[START OF Dataset rows]

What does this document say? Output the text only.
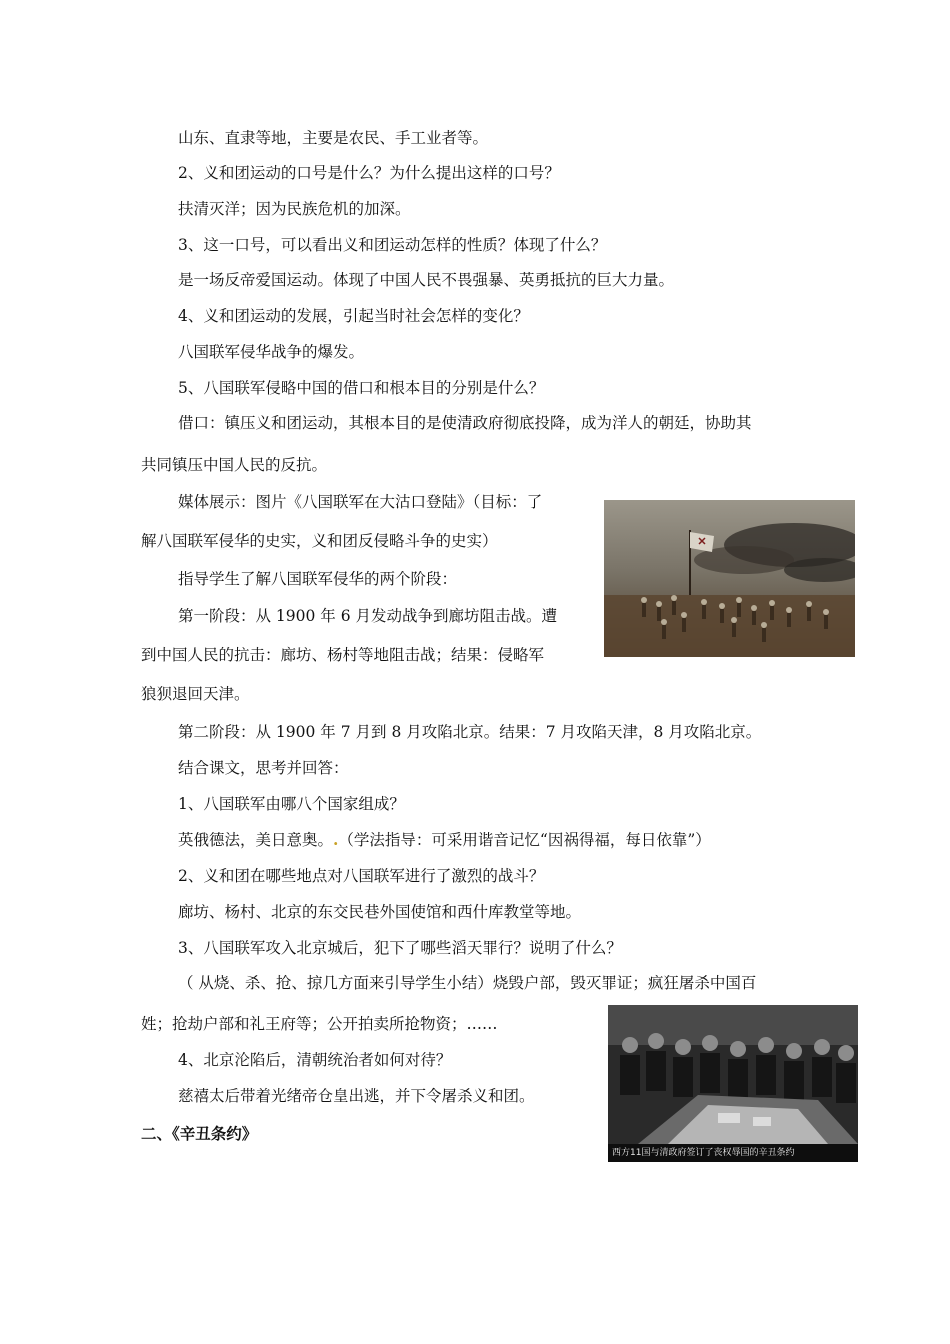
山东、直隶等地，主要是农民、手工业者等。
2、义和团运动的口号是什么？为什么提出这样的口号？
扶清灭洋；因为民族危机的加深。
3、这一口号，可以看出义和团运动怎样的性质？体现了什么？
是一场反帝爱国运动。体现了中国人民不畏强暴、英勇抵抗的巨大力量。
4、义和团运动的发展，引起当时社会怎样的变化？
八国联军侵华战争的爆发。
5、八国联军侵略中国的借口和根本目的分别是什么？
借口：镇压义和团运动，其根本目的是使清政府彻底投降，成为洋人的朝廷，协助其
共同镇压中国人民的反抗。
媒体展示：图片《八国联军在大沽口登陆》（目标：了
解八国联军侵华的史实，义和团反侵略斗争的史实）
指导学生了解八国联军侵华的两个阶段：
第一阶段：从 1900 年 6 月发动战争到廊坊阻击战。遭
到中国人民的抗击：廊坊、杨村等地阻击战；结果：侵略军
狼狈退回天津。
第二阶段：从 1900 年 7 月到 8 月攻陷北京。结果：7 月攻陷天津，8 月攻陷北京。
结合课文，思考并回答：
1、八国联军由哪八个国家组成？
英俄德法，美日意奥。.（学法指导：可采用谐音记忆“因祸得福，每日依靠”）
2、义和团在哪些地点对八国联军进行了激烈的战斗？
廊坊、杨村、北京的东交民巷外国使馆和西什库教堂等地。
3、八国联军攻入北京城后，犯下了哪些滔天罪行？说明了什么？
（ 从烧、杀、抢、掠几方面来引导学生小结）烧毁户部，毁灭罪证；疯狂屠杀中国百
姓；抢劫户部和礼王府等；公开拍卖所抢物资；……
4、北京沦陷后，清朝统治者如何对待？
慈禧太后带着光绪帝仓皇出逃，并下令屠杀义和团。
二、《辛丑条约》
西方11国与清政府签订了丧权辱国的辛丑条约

[END OF Dataset rows]

= Given instruction =
Omit the pictures, then output the rest of the listing exactly.

= Exercise response =
What does this document say? Output the text only.
山东、直隶等地，主要是农民、手工业者等。
2、义和团运动的口号是什么？为什么提出这样的口号？
扶清灭洋；因为民族危机的加深。
3、这一口号，可以看出义和团运动怎样的性质？体现了什么？
是一场反帝爱国运动。体现了中国人民不畏强暴、英勇抵抗的巨大力量。
4、义和团运动的发展，引起当时社会怎样的变化？
八国联军侵华战争的爆发。
5、八国联军侵略中国的借口和根本目的分别是什么？
借口：镇压义和团运动，其根本目的是使清政府彻底投降，成为洋人的朝廷，协助其
共同镇压中国人民的反抗。
媒体展示：图片《八国联军在大沽口登陆》（目标：了
解八国联军侵华的史实，义和团反侵略斗争的史实）
指导学生了解八国联军侵华的两个阶段：
第一阶段：从 1900 年 6 月发动战争到廊坊阻击战。遭
到中国人民的抗击：廊坊、杨村等地阻击战；结果：侵略军
狼狈退回天津。
第二阶段：从 1900 年 7 月到 8 月攻陷北京。结果：7 月攻陷天津，8 月攻陷北京。
结合课文，思考并回答：
1、八国联军由哪八个国家组成？
英俄德法，美日意奥。.（学法指导：可采用谐音记忆“因祸得福，每日依靠”）
2、义和团在哪些地点对八国联军进行了激烈的战斗？
廊坊、杨村、北京的东交民巷外国使馆和西什库教堂等地。
3、八国联军攻入北京城后，犯下了哪些滔天罪行？说明了什么？
（ 从烧、杀、抢、掠几方面来引导学生小结）烧毁户部，毁灭罪证；疯狂屠杀中国百
姓；抢劫户部和礼王府等；公开拍卖所抢物资；……
4、北京沦陷后，清朝统治者如何对待？
慈禧太后带着光绪帝仓皇出逃，并下令屠杀义和团。
二、《辛丑条约》
西方11国与清政府签订了丧权辱国的辛丑条约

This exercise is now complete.